Listing -
☆ ☆ ☆ ☆ ☆ ☆ ☆

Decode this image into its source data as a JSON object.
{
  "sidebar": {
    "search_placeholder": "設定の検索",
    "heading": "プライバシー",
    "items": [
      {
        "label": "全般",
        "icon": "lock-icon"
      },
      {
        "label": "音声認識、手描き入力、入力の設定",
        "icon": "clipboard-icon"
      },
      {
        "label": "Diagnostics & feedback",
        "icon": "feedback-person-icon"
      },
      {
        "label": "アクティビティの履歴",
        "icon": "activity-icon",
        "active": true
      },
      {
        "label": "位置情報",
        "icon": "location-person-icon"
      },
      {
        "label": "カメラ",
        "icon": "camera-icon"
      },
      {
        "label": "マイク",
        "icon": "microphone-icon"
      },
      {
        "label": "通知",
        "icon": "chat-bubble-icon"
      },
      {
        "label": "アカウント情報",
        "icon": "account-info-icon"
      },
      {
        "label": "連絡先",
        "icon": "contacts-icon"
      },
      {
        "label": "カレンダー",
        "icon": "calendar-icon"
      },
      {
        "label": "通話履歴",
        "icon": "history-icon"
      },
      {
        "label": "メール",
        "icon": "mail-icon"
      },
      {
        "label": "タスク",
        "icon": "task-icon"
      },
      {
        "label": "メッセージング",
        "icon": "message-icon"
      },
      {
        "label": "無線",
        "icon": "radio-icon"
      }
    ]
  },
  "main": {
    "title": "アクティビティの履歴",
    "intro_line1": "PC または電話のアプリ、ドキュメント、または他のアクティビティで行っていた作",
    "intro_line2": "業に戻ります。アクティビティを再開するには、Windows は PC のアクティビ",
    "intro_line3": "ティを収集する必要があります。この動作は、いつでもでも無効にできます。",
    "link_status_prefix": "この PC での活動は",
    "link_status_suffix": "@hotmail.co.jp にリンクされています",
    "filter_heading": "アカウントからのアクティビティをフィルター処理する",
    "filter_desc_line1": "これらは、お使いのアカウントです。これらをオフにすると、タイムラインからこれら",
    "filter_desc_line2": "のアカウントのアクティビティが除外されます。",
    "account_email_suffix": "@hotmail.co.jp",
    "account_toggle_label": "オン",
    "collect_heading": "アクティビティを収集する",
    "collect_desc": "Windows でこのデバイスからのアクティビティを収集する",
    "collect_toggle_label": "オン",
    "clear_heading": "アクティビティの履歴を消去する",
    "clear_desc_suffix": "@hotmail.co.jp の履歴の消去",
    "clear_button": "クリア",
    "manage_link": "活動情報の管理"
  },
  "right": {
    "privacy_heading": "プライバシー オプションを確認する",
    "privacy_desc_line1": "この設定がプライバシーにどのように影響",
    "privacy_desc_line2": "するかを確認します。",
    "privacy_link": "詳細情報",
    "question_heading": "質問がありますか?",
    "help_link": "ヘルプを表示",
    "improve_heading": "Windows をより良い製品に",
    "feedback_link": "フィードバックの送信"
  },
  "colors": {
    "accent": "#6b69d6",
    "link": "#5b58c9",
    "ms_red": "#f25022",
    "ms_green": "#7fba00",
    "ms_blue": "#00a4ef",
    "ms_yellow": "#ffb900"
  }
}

☆ ☆ ☆ ☆ ☆ ☆ ☆

Requirement - Return every record, word for word.

Written answer -
Decode this image into its source data as a JSON object.
{
  "sidebar": {
    "search_placeholder": "設定の検索",
    "heading": "プライバシー",
    "items": [
      {
        "label": "全般",
        "icon": "lock-icon"
      },
      {
        "label": "音声認識、手描き入力、入力の設定",
        "icon": "clipboard-icon"
      },
      {
        "label": "Diagnostics & feedback",
        "icon": "feedback-person-icon"
      },
      {
        "label": "アクティビティの履歴",
        "icon": "activity-icon",
        "active": true
      },
      {
        "label": "位置情報",
        "icon": "location-person-icon"
      },
      {
        "label": "カメラ",
        "icon": "camera-icon"
      },
      {
        "label": "マイク",
        "icon": "microphone-icon"
      },
      {
        "label": "通知",
        "icon": "chat-bubble-icon"
      },
      {
        "label": "アカウント情報",
        "icon": "account-info-icon"
      },
      {
        "label": "連絡先",
        "icon": "contacts-icon"
      },
      {
        "label": "カレンダー",
        "icon": "calendar-icon"
      },
      {
        "label": "通話履歴",
        "icon": "history-icon"
      },
      {
        "label": "メール",
        "icon": "mail-icon"
      },
      {
        "label": "タスク",
        "icon": "task-icon"
      },
      {
        "label": "メッセージング",
        "icon": "message-icon"
      },
      {
        "label": "無線",
        "icon": "radio-icon"
      }
    ]
  },
  "main": {
    "title": "アクティビティの履歴",
    "intro_line1": "PC または電話のアプリ、ドキュメント、または他のアクティビティで行っていた作",
    "intro_line2": "業に戻ります。アクティビティを再開するには、Windows は PC のアクティビ",
    "intro_line3": "ティを収集する必要があります。この動作は、いつでもでも無効にできます。",
    "link_status_prefix": "この PC での活動は",
    "link_status_suffix": "@hotmail.co.jp にリンクされています",
    "filter_heading": "アカウントからのアクティビティをフィルター処理する",
    "filter_desc_line1": "これらは、お使いのアカウントです。これらをオフにすると、タイムラインからこれら",
    "filter_desc_line2": "のアカウントのアクティビティが除外されます。",
    "account_email_suffix": "@hotmail.co.jp",
    "account_toggle_label": "オン",
    "collect_heading": "アクティビティを収集する",
    "collect_desc": "Windows でこのデバイスからのアクティビティを収集する",
    "collect_toggle_label": "オン",
    "clear_heading": "アクティビティの履歴を消去する",
    "clear_desc_suffix": "@hotmail.co.jp の履歴の消去",
    "clear_button": "クリア",
    "manage_link": "活動情報の管理"
  },
  "right": {
    "privacy_heading": "プライバシー オプションを確認する",
    "privacy_desc_line1": "この設定がプライバシーにどのように影響",
    "privacy_desc_line2": "するかを確認します。",
    "privacy_link": "詳細情報",
    "question_heading": "質問がありますか?",
    "help_link": "ヘルプを表示",
    "improve_heading": "Windows をより良い製品に",
    "feedback_link": "フィードバックの送信"
  },
  "colors": {
    "accent": "#6b69d6",
    "link": "#5b58c9",
    "ms_red": "#f25022",
    "ms_green": "#7fba00",
    "ms_blue": "#00a4ef",
    "ms_yellow": "#ffb900"
  }
}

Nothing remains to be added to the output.